* [Objective] Each line of the listing that contains the word "image" is to be copied.
** Start Record list **
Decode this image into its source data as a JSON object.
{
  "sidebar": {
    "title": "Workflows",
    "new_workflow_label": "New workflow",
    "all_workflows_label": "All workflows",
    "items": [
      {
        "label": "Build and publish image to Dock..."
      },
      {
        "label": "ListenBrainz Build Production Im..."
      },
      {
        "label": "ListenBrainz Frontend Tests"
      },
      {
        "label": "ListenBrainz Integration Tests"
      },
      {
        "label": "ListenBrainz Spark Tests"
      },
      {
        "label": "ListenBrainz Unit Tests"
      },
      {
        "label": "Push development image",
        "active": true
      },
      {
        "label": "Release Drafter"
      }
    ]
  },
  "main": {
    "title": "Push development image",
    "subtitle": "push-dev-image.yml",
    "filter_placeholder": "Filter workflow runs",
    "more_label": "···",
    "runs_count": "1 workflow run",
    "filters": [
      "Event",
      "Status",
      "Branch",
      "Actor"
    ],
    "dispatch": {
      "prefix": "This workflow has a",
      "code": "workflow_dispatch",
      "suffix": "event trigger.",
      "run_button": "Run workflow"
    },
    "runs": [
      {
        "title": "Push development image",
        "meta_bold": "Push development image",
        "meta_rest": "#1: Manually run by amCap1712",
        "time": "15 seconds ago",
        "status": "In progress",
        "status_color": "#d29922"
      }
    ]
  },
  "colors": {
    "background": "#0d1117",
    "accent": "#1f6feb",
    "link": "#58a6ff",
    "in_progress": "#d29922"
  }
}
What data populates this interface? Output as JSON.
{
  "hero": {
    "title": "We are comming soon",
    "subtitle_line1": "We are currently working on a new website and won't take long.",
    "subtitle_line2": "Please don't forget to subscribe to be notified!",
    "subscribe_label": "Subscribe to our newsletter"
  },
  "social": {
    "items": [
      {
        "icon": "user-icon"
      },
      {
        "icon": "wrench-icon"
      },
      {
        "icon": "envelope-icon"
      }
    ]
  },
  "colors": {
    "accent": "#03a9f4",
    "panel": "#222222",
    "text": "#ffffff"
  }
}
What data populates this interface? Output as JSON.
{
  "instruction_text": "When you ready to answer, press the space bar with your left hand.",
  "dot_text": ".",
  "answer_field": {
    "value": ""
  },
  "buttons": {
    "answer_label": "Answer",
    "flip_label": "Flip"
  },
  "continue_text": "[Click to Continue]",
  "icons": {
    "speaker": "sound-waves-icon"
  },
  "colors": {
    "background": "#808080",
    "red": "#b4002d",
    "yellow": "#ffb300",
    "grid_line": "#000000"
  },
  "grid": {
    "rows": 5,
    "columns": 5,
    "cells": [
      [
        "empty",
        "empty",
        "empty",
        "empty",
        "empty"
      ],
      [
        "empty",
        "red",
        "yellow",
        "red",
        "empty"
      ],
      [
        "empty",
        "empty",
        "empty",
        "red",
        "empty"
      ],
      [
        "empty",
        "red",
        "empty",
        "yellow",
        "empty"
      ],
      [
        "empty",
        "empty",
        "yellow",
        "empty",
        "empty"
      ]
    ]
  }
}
** End Record list **
* [Result of this exercise]
Decode this image into its source data as a JSON object.
        "label": "Build and publish image to Dock..."
        "label": "Push development image",
    "title": "Push development image",
    "subtitle": "push-dev-image.yml",
        "title": "Push development image",
        "meta_bold": "Push development image",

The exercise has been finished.